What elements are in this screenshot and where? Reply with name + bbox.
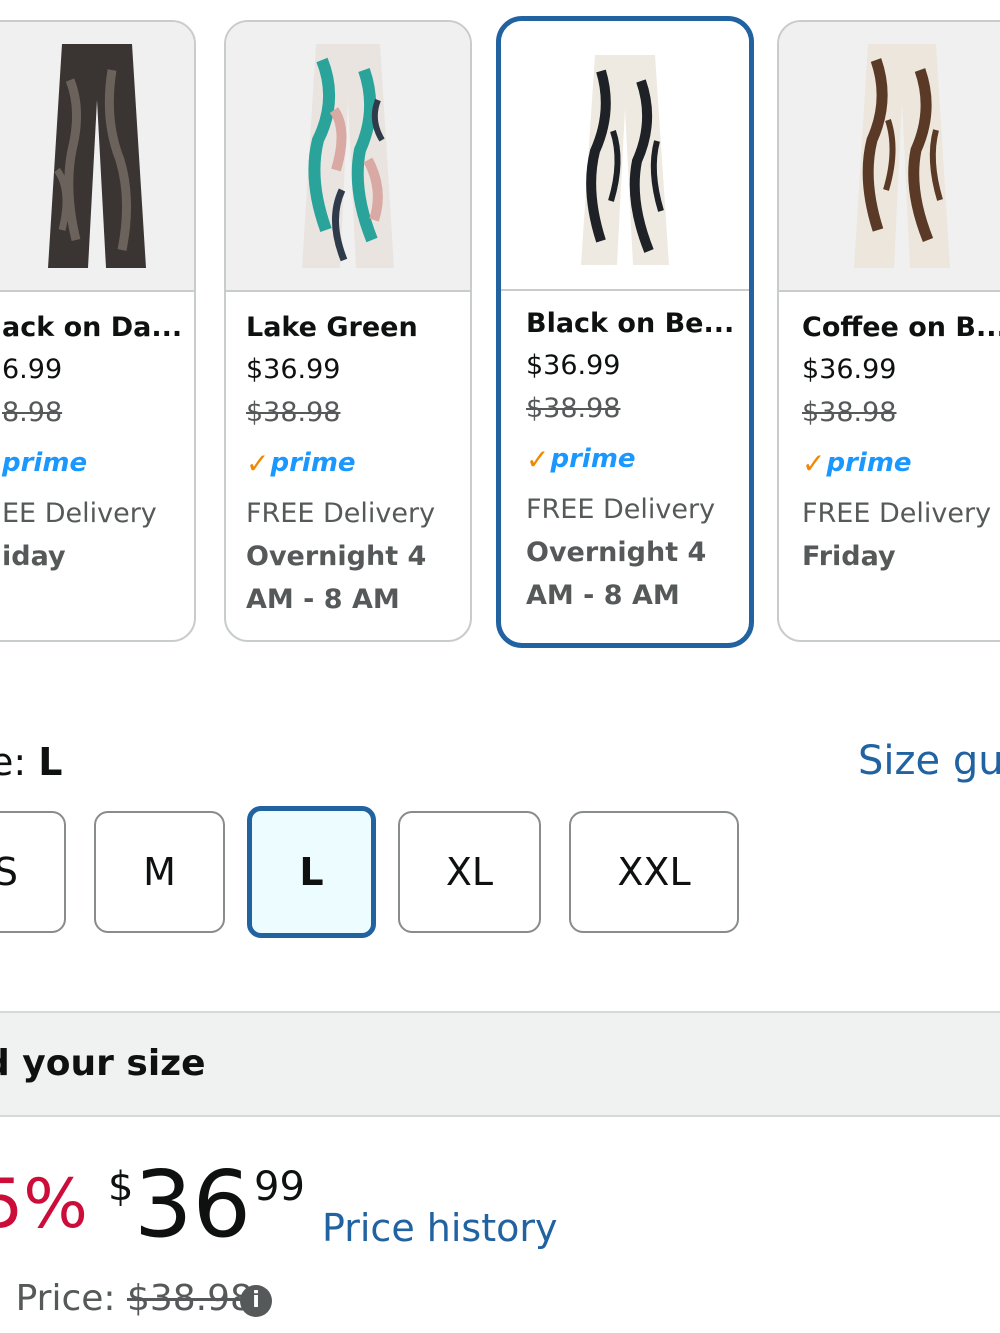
variant-list-price: 8.98: [2, 397, 63, 428]
prime-check-icon: ✓: [526, 442, 550, 476]
size-label: e: L: [0, 740, 63, 784]
list-price-value: $38.98: [126, 1278, 253, 1319]
pants-image-dark: [48, 44, 146, 268]
size-option-l[interactable]: L: [247, 806, 376, 938]
variant-card-black-on-beige[interactable]: Black on Be... $36.99 $38.98 ✓ prime FREE…: [496, 16, 754, 648]
pants-image-lake-green: [302, 44, 394, 268]
delivery-time: iday: [2, 541, 66, 572]
delivery-label: FREE Delivery: [526, 494, 716, 525]
variant-name: Coffee on B...: [802, 312, 1000, 343]
price-fraction: 99: [254, 1164, 305, 1210]
size-option-s[interactable]: S: [0, 811, 66, 933]
variant-image: [779, 22, 1000, 292]
price-currency: $: [108, 1164, 134, 1210]
pants-image-coffee: [854, 44, 950, 268]
delivery-label: EE Delivery: [2, 498, 157, 529]
variant-list-price: $38.98: [246, 397, 341, 428]
pants-image-black-on-beige: [581, 55, 669, 265]
variant-price: $36.99: [246, 354, 341, 385]
selected-size-value: L: [38, 740, 63, 784]
variant-price: 6.99: [2, 354, 63, 385]
prime-badge: ✓ prime: [802, 446, 912, 480]
delivery-label: FREE Delivery: [246, 498, 436, 529]
delivery-label: FREE Delivery: [802, 498, 992, 529]
variant-card-coffee-on-beige[interactable]: Coffee on B... $36.99 $38.98 ✓ prime FREE…: [777, 20, 1000, 642]
variant-name: Lake Green: [246, 312, 418, 343]
prime-badge: prime: [2, 448, 88, 478]
find-your-size-bar[interactable]: d your size: [0, 1011, 1000, 1117]
find-your-size-label: d your size: [0, 1043, 206, 1084]
info-icon[interactable]: i: [240, 1285, 272, 1317]
prime-badge: ✓ prime: [526, 442, 636, 476]
list-price: : Price: $38.98: [0, 1278, 253, 1319]
variant-card-1[interactable]: ack on Da... 6.99 8.98 prime EE Delivery…: [0, 20, 196, 642]
size-option-xl[interactable]: XL: [398, 811, 541, 933]
prime-badge: ✓ prime: [246, 446, 356, 480]
discount-percent: 5%: [0, 1165, 88, 1244]
variant-name: ack on Da...: [2, 312, 183, 343]
variant-card-lake-green[interactable]: Lake Green $36.99 $38.98 ✓ prime FREE Del…: [224, 20, 472, 642]
variant-name: Black on Be...: [526, 308, 735, 339]
delivery-time: Friday: [802, 541, 896, 572]
variant-list-price: $38.98: [526, 393, 621, 424]
variant-price: $36.99: [526, 350, 621, 381]
price-history-link[interactable]: Price history: [322, 1206, 557, 1250]
variant-image: [501, 21, 749, 291]
size-guide-link[interactable]: Size gu: [858, 738, 1000, 784]
price-whole: 36: [134, 1151, 252, 1258]
variant-image: [0, 22, 194, 292]
prime-check-icon: ✓: [802, 446, 826, 480]
size-option-xxl[interactable]: XXL: [569, 811, 739, 933]
variant-list-price: $38.98: [802, 397, 897, 428]
delivery-time: Overnight 4 AM - 8 AM: [246, 541, 427, 615]
variant-price: $36.99: [802, 354, 897, 385]
variant-image: [226, 22, 470, 292]
size-option-m[interactable]: M: [94, 811, 225, 933]
delivery-time: Overnight 4 AM - 8 AM: [526, 537, 707, 611]
prime-check-icon: ✓: [246, 446, 270, 480]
++++++++
Given request
Copy out everything from the line containing "variant-list-price: 8.98: [2, 397, 63, 428]" down to the line containing "delivery-time: iday: [2, 541, 66, 572]", with "size-label" changed to "size-heading" and the rest left as it is.

The result
variant-list-price: 8.98: [2, 397, 63, 428]
prime-check-icon: ✓: [526, 442, 550, 476]
size-heading: e: L: [0, 740, 63, 784]
list-price-value: $38.98: [126, 1278, 253, 1319]
pants-image-dark: [48, 44, 146, 268]
size-option-l[interactable]: L: [247, 806, 376, 938]
variant-card-black-on-beige[interactable]: Black on Be... $36.99 $38.98 ✓ prime FREE…: [496, 16, 754, 648]
pants-image-lake-green: [302, 44, 394, 268]
delivery-time: iday: [2, 541, 66, 572]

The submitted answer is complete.